ACTIVITY: What's wanted is each entry repeated verbatim, minus its images.
══════════
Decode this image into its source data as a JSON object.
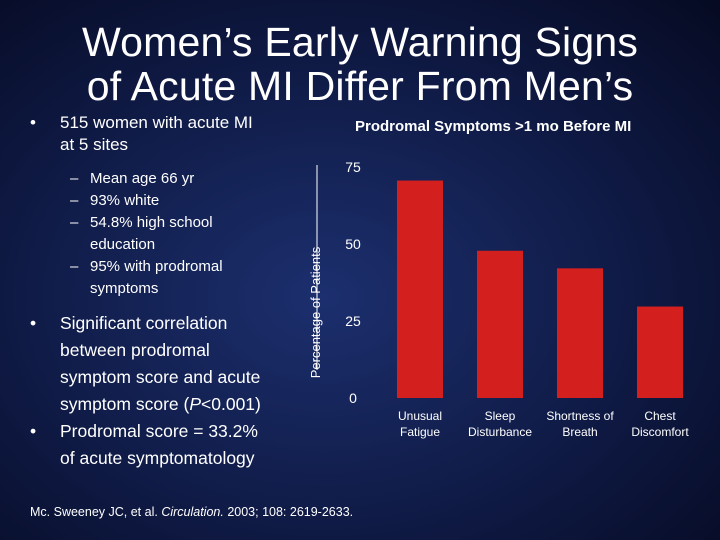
{
  "slide": {
    "title_line1": "Women’s Early Warning Signs",
    "title_line2": "of Acute MI Differ From Men’s",
    "bullet1_line1": "515 women with acute MI",
    "bullet1_line2": "at 5 sites",
    "sub_bullets": [
      {
        "dash": "–",
        "lines": [
          "Mean age 66 yr"
        ]
      },
      {
        "dash": "–",
        "lines": [
          "93% white"
        ]
      },
      {
        "dash": "–",
        "lines": [
          "54.8% high school",
          "education"
        ]
      },
      {
        "dash": "–",
        "lines": [
          "95% with prodromal",
          "symptoms"
        ]
      }
    ],
    "bullet2_lines": [
      "Significant correlation",
      "between prodromal",
      "symptom score and acute"
    ],
    "bullet2_last_pre": "symptom score (",
    "bullet2_last_italic": "P",
    "bullet2_last_post": "<0.001)",
    "bullet3_lines": [
      "Prodromal score = 33.2%",
      "of acute symptomatology"
    ],
    "reference_pre": "Mc. Sweeney JC, et al. ",
    "reference_journal": "Circulation.",
    "reference_post": " 2003; 108: 2619-2633."
  },
  "chart_data": {
    "type": "bar",
    "title": "Prodromal Symptoms >1 mo Before MI",
    "ylabel": "Percentage of Patients",
    "xlabel": "",
    "categories": [
      [
        "Unusual",
        "Fatigue"
      ],
      [
        "Sleep",
        "Disturbance"
      ],
      [
        "Shortness of",
        "Breath"
      ],
      [
        "Chest",
        "Discomfort"
      ]
    ],
    "values": [
      70.6,
      47.8,
      42.1,
      29.7
    ],
    "ylim": [
      0,
      75
    ],
    "yticks": [
      0,
      25,
      50,
      75
    ],
    "bar_color": "#d41f1f",
    "grid": false
  }
}
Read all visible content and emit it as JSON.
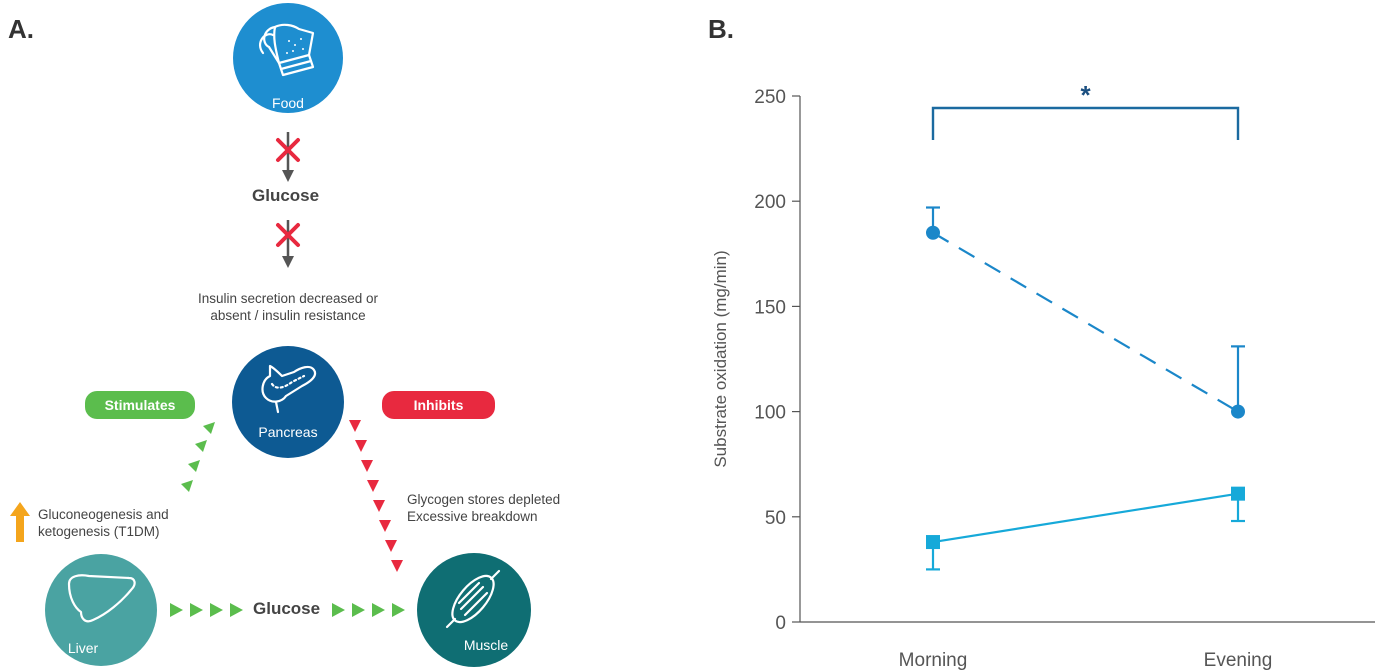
{
  "panel_a": {
    "letter": "A.",
    "food_label": "Food",
    "glucose_top_label": "Glucose",
    "insulin_text_line1": "Insulin secretion decreased or",
    "insulin_text_line2": "absent / insulin resistance",
    "pancreas_label": "Pancreas",
    "stimulates_label": "Stimulates",
    "inhibits_label": "Inhibits",
    "glycogen_line1": "Glycogen stores depleted",
    "glycogen_line2": "Excessive breakdown",
    "gluconeo_line1": "Gluconeogenesis and",
    "gluconeo_line2": "ketogenesis (T1DM)",
    "liver_label": "Liver",
    "glucose_bottom_label": "Glucose",
    "muscle_label": "Muscle",
    "colors": {
      "food_circle": "#1e8ed0",
      "pancreas_circle": "#0d5a93",
      "liver_circle": "#4aa3a2",
      "muscle_circle": "#0f6e73",
      "stimulates": "#5bbd4d",
      "inhibits": "#e8293f",
      "cross": "#e8293f",
      "up_arrow": "#f4a51c"
    }
  },
  "chart_data": {
    "type": "line",
    "panel_letter": "B.",
    "categories": [
      "Morning",
      "Evening"
    ],
    "ylabel": "Substrate oxidation (mg/min)",
    "ylim": [
      0,
      250
    ],
    "yticks": [
      0,
      50,
      100,
      150,
      200,
      250
    ],
    "significance_label": "*",
    "series": [
      {
        "marker": "circle",
        "line_style": "dashed",
        "color": "#1b87c9",
        "values": [
          185,
          100
        ],
        "error_upper": [
          197,
          131
        ],
        "error_direction": "up"
      },
      {
        "marker": "square",
        "line_style": "solid",
        "color": "#16a9d9",
        "values": [
          38,
          61
        ],
        "error_lower": [
          25,
          48
        ],
        "error_direction": "down"
      }
    ],
    "bracket_color": "#1b6aa0"
  }
}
══════════
OUTPUT FOR THIS TASK:
Decode this image into its source data as a JSON object.
{
  "slide": {
    "title_line1": "Women’s Early Warning Signs",
    "title_line2": "of Acute MI Differ From Men’s",
    "bullet1_line1": "515 women with acute MI",
    "bullet1_line2": "at 5 sites",
    "sub_bullets": [
      {
        "dash": "–",
        "lines": [
          "Mean age 66 yr"
        ]
      },
      {
        "dash": "–",
        "lines": [
          "93% white"
        ]
      },
      {
        "dash": "–",
        "lines": [
          "54.8% high school",
          "education"
        ]
      },
      {
        "dash": "–",
        "lines": [
          "95% with prodromal",
          "symptoms"
        ]
      }
    ],
    "bullet2_lines": [
      "Significant correlation",
      "between prodromal",
      "symptom score and acute"
    ],
    "bullet2_last_pre": "symptom score (",
    "bullet2_last_italic": "P",
    "bullet2_last_post": "<0.001)",
    "bullet3_lines": [
      "Prodromal score = 33.2%",
      "of acute symptomatology"
    ],
    "reference_pre": "Mc. Sweeney JC, et al. ",
    "reference_journal": "Circulation.",
    "reference_post": " 2003; 108: 2619-2633."
  },
  "chart_data": {
    "type": "bar",
    "title": "Prodromal Symptoms >1 mo Before MI",
    "ylabel": "Percentage of Patients",
    "xlabel": "",
    "categories": [
      [
        "Unusual",
        "Fatigue"
      ],
      [
        "Sleep",
        "Disturbance"
      ],
      [
        "Shortness of",
        "Breath"
      ],
      [
        "Chest",
        "Discomfort"
      ]
    ],
    "values": [
      70.6,
      47.8,
      42.1,
      29.7
    ],
    "ylim": [
      0,
      75
    ],
    "yticks": [
      0,
      25,
      50,
      75
    ],
    "bar_color": "#d41f1f",
    "grid": false
  }
}
Read all visible content and emit it as JSON.
{
  "panel_a": {
    "letter": "A.",
    "food_label": "Food",
    "glucose_top_label": "Glucose",
    "insulin_text_line1": "Insulin secretion decreased or",
    "insulin_text_line2": "absent / insulin resistance",
    "pancreas_label": "Pancreas",
    "stimulates_label": "Stimulates",
    "inhibits_label": "Inhibits",
    "glycogen_line1": "Glycogen stores depleted",
    "glycogen_line2": "Excessive breakdown",
    "gluconeo_line1": "Gluconeogenesis and",
    "gluconeo_line2": "ketogenesis (T1DM)",
    "liver_label": "Liver",
    "glucose_bottom_label": "Glucose",
    "muscle_label": "Muscle",
    "colors": {
      "food_circle": "#1e8ed0",
      "pancreas_circle": "#0d5a93",
      "liver_circle": "#4aa3a2",
      "muscle_circle": "#0f6e73",
      "stimulates": "#5bbd4d",
      "inhibits": "#e8293f",
      "cross": "#e8293f",
      "up_arrow": "#f4a51c"
    }
  },
  "chart_data": {
    "type": "line",
    "panel_letter": "B.",
    "categories": [
      "Morning",
      "Evening"
    ],
    "ylabel": "Substrate oxidation (mg/min)",
    "ylim": [
      0,
      250
    ],
    "yticks": [
      0,
      50,
      100,
      150,
      200,
      250
    ],
    "significance_label": "*",
    "series": [
      {
        "marker": "circle",
        "line_style": "dashed",
        "color": "#1b87c9",
        "values": [
          185,
          100
        ],
        "error_upper": [
          197,
          131
        ],
        "error_direction": "up"
      },
      {
        "marker": "square",
        "line_style": "solid",
        "color": "#16a9d9",
        "values": [
          38,
          61
        ],
        "error_lower": [
          25,
          48
        ],
        "error_direction": "down"
      }
    ],
    "bracket_color": "#1b6aa0"
  }
}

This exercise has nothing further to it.